▸ Aim
Which lines below hold the word "monjes"? Copy all of them.

## Start

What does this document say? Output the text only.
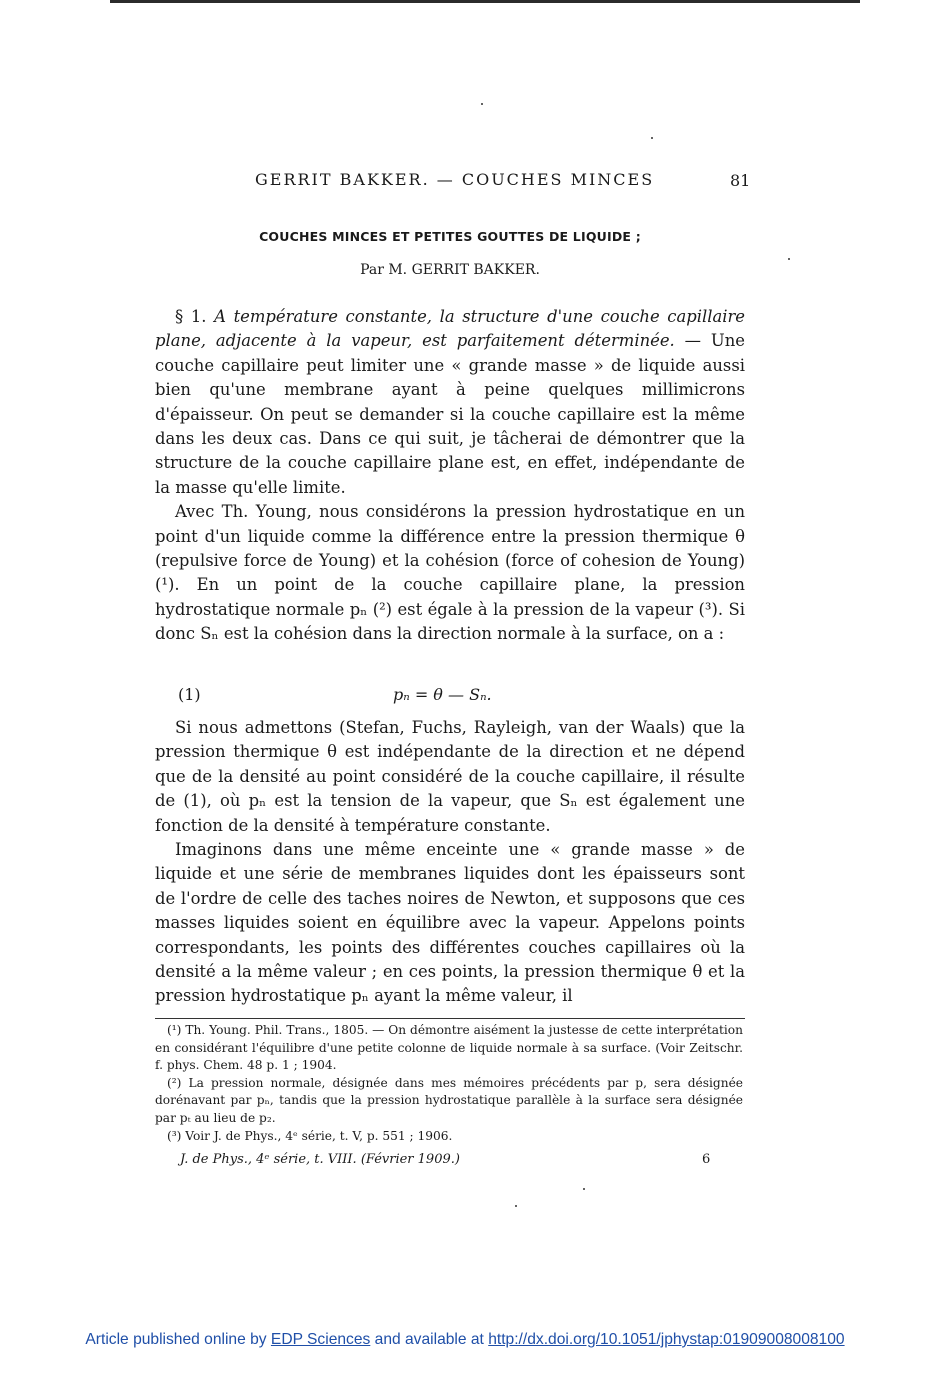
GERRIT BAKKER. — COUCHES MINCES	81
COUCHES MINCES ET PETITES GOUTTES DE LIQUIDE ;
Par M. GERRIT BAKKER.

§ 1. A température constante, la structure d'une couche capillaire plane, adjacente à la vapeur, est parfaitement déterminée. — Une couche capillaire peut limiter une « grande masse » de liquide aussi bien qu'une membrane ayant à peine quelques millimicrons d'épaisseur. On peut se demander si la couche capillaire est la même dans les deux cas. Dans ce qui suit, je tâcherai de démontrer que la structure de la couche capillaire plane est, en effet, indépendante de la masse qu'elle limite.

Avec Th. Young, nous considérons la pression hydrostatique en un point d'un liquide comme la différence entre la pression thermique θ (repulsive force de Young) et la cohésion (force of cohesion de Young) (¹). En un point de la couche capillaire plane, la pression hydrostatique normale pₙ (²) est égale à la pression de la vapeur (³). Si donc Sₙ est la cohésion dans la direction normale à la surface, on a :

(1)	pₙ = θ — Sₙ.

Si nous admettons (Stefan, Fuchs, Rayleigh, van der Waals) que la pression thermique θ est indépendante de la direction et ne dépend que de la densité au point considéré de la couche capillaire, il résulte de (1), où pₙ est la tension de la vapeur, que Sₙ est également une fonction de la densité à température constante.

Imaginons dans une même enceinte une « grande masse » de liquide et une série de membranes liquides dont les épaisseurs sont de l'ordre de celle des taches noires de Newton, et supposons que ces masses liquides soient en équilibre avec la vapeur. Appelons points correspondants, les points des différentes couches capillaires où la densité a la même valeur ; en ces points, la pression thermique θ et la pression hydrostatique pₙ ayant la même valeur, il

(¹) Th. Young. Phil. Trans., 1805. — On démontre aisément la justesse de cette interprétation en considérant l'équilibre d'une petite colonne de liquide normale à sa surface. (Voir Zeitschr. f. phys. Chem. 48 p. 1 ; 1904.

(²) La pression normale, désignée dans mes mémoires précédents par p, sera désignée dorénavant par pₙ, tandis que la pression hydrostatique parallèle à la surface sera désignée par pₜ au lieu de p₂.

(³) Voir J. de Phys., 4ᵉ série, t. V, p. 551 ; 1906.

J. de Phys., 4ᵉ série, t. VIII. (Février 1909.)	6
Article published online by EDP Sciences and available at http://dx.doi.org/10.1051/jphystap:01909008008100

## End
## Start

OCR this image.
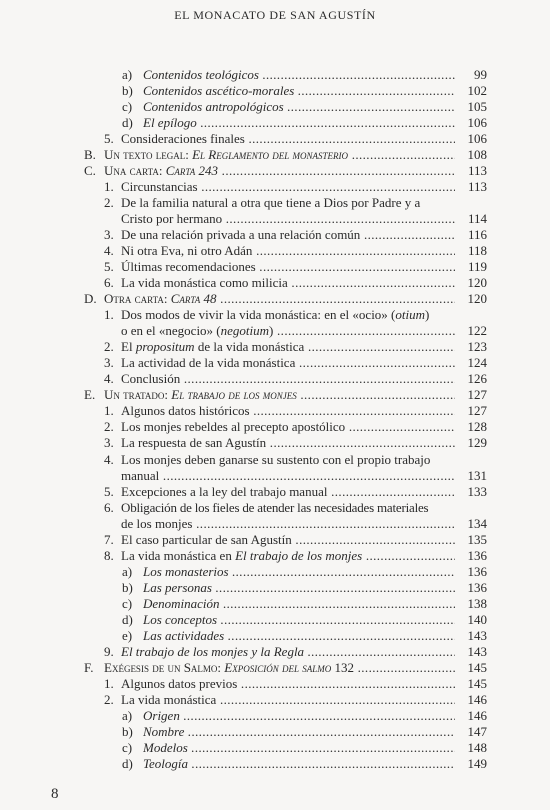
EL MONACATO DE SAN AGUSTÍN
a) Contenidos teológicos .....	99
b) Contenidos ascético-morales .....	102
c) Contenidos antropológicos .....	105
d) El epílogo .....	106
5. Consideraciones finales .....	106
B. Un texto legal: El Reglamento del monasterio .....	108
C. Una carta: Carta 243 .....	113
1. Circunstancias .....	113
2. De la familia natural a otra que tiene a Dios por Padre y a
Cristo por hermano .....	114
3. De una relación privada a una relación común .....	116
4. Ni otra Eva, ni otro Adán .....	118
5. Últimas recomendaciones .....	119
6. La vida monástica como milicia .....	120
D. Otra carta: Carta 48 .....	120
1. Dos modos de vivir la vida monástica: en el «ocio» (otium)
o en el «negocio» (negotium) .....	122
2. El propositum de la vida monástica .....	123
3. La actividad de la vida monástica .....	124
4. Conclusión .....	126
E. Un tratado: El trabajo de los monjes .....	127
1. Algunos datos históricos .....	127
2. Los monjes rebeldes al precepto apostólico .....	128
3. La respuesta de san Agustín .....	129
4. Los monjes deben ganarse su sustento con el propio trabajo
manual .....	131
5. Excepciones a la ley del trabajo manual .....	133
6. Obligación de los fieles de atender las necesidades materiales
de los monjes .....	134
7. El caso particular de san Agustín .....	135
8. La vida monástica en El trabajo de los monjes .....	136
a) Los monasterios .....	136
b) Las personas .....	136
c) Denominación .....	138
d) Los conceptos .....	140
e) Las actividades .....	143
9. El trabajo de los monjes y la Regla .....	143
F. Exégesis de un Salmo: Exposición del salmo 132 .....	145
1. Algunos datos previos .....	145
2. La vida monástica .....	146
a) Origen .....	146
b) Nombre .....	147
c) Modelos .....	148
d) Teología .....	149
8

## End

▸ Response to the task
E. Un tratado: El trabajo de los monjes .....	127
2. Los monjes rebeldes al precepto apostólico .....	128
4. Los monjes deben ganarse su sustento con el propio trabajo
de los monjes .....	134
8. La vida monástica en El trabajo de los monjes .....	136
9. El trabajo de los monjes y la Regla .....	143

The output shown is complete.